━━ Dataset rows
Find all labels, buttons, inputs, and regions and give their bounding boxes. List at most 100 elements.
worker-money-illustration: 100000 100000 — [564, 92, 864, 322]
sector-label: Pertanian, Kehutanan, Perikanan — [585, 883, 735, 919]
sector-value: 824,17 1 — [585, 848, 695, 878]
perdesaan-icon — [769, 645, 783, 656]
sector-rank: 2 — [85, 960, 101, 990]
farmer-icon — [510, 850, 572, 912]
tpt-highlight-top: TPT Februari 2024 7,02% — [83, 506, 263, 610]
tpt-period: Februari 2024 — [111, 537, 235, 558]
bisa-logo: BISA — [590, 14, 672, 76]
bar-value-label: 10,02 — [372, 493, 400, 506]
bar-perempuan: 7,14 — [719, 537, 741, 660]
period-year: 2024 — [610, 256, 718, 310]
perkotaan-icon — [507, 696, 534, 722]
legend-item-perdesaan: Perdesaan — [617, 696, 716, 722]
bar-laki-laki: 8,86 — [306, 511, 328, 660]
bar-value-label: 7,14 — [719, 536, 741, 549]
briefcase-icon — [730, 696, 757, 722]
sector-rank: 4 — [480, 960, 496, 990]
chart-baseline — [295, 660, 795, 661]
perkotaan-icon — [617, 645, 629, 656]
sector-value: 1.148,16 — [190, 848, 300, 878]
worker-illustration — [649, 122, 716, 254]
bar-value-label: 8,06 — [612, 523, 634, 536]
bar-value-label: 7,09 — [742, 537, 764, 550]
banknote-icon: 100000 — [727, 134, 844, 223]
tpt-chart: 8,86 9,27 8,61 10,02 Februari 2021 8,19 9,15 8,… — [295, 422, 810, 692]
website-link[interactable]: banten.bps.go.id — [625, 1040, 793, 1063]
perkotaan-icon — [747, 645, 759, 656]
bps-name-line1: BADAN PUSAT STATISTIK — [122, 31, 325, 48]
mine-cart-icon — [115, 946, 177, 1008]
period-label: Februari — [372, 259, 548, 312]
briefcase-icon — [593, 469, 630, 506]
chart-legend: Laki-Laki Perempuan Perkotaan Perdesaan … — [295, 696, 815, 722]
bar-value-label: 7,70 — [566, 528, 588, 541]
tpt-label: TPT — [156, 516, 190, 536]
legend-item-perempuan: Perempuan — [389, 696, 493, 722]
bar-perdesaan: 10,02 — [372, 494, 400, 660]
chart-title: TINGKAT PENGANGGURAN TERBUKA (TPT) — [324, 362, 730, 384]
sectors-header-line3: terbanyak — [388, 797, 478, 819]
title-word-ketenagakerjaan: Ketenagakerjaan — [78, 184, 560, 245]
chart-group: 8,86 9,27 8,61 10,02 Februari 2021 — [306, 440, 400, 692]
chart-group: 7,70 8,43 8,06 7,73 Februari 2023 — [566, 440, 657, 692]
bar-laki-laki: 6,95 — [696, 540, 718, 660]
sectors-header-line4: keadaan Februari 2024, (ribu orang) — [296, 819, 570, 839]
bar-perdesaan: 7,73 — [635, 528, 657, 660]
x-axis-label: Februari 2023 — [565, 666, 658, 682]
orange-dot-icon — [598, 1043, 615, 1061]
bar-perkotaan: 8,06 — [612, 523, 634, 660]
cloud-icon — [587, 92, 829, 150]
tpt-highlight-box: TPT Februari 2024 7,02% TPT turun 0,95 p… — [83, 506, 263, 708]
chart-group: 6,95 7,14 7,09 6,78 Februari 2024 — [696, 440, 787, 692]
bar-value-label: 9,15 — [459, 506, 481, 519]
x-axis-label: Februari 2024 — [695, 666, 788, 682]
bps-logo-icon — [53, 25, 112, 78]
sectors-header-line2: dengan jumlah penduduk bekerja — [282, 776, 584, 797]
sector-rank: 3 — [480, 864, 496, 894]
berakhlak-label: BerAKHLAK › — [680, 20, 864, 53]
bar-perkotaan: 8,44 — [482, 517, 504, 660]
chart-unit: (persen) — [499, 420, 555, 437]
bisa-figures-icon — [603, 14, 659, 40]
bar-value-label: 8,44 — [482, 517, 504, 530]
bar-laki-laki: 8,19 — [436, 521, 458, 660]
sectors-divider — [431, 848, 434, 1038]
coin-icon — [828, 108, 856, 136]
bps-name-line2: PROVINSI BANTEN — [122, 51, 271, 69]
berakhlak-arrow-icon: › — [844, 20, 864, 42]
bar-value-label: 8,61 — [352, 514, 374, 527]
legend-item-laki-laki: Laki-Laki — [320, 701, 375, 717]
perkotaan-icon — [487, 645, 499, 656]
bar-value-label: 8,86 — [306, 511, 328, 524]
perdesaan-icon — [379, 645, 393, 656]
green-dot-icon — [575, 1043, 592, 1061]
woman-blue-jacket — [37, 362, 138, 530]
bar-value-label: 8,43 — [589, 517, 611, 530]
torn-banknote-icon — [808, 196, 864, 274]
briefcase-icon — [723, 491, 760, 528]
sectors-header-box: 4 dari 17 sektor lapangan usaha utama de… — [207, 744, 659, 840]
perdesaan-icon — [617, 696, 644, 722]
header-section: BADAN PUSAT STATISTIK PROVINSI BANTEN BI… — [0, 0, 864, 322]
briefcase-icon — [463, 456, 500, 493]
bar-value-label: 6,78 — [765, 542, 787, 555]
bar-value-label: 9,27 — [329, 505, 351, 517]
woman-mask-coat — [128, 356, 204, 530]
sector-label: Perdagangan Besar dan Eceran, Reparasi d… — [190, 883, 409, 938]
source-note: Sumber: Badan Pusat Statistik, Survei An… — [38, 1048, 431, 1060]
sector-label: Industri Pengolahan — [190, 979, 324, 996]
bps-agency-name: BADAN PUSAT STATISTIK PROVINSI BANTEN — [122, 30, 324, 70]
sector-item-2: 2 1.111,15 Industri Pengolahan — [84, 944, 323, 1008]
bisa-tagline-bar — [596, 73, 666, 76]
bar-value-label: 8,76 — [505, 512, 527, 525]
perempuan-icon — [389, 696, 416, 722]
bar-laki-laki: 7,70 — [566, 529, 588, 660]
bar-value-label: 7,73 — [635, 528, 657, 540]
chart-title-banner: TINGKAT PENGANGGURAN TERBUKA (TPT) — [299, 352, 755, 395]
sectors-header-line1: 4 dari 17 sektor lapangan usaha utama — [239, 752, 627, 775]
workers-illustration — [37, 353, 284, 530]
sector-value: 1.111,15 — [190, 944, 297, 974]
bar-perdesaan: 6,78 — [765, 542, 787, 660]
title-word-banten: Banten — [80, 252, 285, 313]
━━━━
━━ Dataset rows
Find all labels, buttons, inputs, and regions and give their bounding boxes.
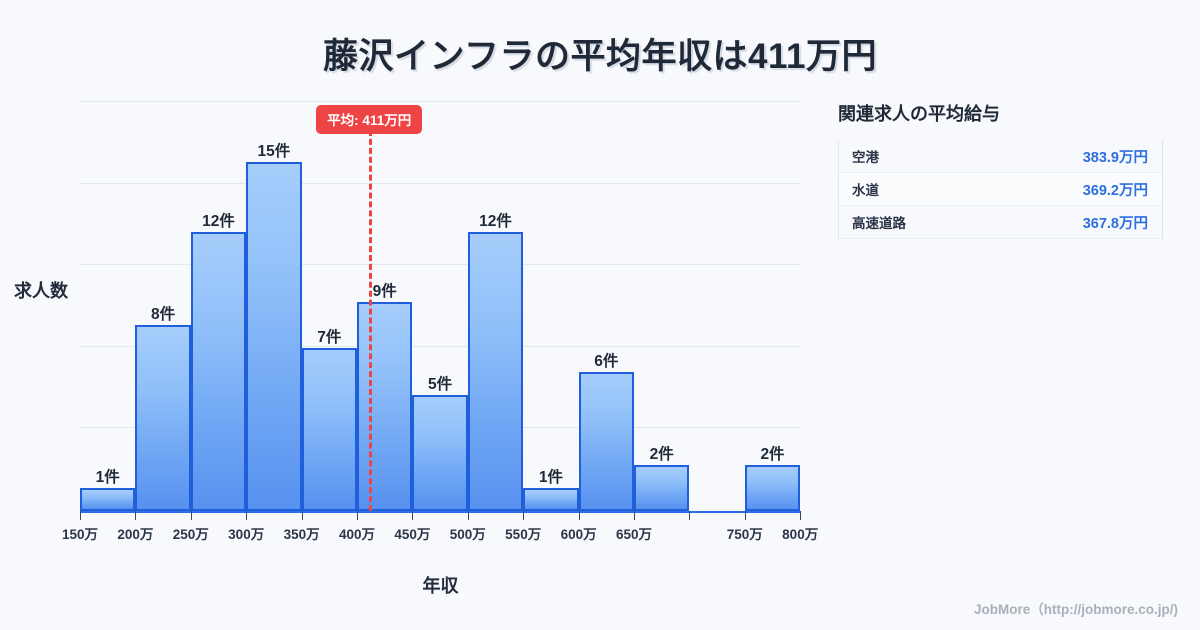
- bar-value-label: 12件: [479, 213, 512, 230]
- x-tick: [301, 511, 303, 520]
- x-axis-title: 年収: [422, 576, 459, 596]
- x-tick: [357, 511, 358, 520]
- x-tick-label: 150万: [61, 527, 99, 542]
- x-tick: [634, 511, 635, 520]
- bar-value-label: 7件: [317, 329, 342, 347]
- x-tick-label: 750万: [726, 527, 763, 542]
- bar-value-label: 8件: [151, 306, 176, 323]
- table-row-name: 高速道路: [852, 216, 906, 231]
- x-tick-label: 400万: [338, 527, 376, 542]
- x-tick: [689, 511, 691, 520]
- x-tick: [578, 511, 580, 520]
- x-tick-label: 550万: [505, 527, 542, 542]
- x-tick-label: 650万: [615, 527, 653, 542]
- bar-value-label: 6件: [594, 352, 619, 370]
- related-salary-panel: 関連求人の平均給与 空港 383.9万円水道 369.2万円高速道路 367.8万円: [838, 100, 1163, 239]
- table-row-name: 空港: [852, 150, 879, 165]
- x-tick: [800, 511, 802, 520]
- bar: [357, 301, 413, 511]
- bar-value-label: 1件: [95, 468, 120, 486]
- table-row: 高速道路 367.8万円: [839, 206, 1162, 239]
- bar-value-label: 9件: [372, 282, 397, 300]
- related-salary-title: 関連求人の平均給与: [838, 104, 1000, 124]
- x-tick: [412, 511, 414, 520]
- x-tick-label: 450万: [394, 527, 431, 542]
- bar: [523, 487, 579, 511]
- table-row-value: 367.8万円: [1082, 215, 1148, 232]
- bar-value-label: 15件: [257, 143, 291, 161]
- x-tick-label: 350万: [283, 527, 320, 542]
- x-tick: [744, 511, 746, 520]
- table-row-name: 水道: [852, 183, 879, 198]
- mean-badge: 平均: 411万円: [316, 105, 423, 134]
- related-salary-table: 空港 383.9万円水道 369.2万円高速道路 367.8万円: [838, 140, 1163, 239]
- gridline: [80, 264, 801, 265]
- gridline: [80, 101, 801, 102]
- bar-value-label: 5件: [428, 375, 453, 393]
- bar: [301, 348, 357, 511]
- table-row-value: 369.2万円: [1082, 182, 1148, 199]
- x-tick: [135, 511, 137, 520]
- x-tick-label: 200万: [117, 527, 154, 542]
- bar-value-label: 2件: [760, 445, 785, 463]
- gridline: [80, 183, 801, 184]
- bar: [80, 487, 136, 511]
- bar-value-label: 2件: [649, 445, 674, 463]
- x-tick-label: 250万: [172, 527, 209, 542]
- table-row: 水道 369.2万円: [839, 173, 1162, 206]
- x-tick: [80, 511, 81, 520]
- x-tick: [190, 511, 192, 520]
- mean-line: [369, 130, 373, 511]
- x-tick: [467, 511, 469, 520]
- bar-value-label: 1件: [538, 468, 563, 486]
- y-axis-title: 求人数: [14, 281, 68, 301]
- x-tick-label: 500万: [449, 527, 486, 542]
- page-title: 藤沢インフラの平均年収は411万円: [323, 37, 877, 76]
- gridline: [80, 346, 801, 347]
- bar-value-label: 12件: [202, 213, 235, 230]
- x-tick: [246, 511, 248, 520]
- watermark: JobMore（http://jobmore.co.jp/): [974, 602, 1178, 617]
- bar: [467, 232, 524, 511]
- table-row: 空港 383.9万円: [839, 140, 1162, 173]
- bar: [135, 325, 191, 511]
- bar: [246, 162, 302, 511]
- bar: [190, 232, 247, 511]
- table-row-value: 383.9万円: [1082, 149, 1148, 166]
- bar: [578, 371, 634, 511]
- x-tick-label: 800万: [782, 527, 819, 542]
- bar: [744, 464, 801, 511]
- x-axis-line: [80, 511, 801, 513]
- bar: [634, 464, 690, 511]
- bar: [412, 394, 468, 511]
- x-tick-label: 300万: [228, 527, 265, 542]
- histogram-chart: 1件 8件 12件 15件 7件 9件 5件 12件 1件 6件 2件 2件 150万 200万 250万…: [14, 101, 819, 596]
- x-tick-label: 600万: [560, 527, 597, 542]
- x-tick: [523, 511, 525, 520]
━━━━
Copy out word for word the lines of the records above, starting at the line containing "- bar-value-label: 12件: [479, 213, 512, 230]" and ending at the line containing "- x-tick: [634, 511, 635, 520]".

- bar-value-label: 12件: [479, 213, 512, 230]
- x-tick: [301, 511, 303, 520]
- x-axis-title: 年収: [422, 576, 459, 596]
- x-tick: [357, 511, 358, 520]
- x-tick-label: 150万: [61, 527, 99, 542]
- x-tick: [634, 511, 635, 520]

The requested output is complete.